* THE EXERCISE
In the forum post below, which two sources does the writer install when setting up UMLS on their own machine?

* PROVIDED PASSAGE
Thanks Sean. I actually think I figured out what is causing the difference.
When I create the UMLS install on my machine, I only install RxNorm and
SNOMEDCT_US, so when I use the dictionaryCreator GUI, there are only those
two sources on the left. I noticed in the screenshots on the wiki page for
the dictionary creator GUI that many sources were installed, but only
SNOMEDCT_US and RxNorm were selected. So, I tried installing all of the
active UMLS set (but still only selecting RxNorm and SNOMEDCT_US in the
dictionaryCreator GUI) and it made a difference as to which terms appeared
in the final cTAKES dictionary. As an example, I now get the "DM" entry for
diabetes. I don't know why this should make a difference, but it appears
that it does.

Another odd observation related to this. In the sno_rx_2016ab file, I
noticed there seems to be an error:
INSERT INTO CUI_TERMS VALUES(11849,0,2,'diabete mellitus','diabete')

The 's' is missing from diabetes. When I created my dictionary (from the
restricted UMLS install, but still 2016ab) the cTAKES dictionary entry for
that term is correct:
INSERT INTO CUI_TERMS VALUES(11849,1,2,'diabetes mellitus','mellitus')

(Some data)
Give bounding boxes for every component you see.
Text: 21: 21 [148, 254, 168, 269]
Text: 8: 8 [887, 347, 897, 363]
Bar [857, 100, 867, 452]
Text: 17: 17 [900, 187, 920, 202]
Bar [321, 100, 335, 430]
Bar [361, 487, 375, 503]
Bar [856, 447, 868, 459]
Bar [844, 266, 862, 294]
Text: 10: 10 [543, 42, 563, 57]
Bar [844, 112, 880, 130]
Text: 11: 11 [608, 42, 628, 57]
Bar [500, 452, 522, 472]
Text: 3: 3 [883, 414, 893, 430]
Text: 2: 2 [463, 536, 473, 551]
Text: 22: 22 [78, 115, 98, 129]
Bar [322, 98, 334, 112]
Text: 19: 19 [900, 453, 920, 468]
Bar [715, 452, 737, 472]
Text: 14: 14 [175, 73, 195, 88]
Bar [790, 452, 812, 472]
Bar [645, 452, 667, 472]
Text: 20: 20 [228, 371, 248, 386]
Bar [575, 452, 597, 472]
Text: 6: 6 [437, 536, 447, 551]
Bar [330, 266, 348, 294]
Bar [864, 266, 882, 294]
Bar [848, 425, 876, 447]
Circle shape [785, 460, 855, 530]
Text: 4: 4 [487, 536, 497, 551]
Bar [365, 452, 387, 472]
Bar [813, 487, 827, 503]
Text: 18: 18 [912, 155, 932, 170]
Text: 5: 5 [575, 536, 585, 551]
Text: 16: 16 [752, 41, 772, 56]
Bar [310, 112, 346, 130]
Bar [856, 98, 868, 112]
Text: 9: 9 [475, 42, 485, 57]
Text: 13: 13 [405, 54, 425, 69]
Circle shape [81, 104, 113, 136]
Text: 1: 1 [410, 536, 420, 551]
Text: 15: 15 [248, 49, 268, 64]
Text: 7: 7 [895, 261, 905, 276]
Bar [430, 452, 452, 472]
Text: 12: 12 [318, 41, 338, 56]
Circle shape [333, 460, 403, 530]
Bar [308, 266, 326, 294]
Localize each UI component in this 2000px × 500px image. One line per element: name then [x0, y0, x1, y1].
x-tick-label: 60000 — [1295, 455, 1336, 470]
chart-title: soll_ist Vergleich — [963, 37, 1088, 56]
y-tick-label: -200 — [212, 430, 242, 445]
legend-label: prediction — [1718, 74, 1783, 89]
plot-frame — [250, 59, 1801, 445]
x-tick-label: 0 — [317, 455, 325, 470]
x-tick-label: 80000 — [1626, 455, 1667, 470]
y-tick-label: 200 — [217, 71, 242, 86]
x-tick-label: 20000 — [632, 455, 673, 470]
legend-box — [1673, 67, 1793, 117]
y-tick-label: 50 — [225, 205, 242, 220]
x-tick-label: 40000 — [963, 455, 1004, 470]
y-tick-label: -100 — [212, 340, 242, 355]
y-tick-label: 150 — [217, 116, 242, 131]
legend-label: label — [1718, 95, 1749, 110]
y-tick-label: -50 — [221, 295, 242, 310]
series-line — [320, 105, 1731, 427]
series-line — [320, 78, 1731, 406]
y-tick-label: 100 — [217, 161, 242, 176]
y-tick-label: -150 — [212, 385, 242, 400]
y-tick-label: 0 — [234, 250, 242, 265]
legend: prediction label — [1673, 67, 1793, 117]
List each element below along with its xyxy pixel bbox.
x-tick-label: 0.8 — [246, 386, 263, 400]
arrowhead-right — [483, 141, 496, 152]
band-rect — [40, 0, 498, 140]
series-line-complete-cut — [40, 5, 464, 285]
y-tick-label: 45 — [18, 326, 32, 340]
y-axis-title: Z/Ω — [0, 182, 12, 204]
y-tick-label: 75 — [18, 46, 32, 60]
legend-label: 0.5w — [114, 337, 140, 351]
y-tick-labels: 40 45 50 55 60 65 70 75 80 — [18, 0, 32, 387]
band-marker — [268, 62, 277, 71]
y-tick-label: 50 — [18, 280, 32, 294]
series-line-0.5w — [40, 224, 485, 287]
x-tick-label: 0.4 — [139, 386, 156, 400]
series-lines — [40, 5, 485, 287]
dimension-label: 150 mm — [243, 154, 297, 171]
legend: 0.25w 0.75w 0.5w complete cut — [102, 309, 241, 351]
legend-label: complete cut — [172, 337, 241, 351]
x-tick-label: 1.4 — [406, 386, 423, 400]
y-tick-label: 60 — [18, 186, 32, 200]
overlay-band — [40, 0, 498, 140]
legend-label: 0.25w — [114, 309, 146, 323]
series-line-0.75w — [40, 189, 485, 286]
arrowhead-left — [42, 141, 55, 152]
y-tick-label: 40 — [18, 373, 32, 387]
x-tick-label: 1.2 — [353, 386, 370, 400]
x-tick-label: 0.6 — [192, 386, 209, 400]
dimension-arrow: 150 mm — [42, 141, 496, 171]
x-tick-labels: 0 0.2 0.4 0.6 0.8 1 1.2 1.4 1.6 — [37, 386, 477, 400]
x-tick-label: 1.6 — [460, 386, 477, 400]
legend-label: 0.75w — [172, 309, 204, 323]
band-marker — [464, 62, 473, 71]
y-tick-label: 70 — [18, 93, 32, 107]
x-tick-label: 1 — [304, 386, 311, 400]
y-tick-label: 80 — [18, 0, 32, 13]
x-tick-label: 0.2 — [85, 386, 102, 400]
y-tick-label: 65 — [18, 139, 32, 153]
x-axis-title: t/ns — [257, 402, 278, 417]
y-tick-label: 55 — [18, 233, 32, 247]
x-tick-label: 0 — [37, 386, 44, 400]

* ANSWER
RxNorm and SNOMEDCT_US.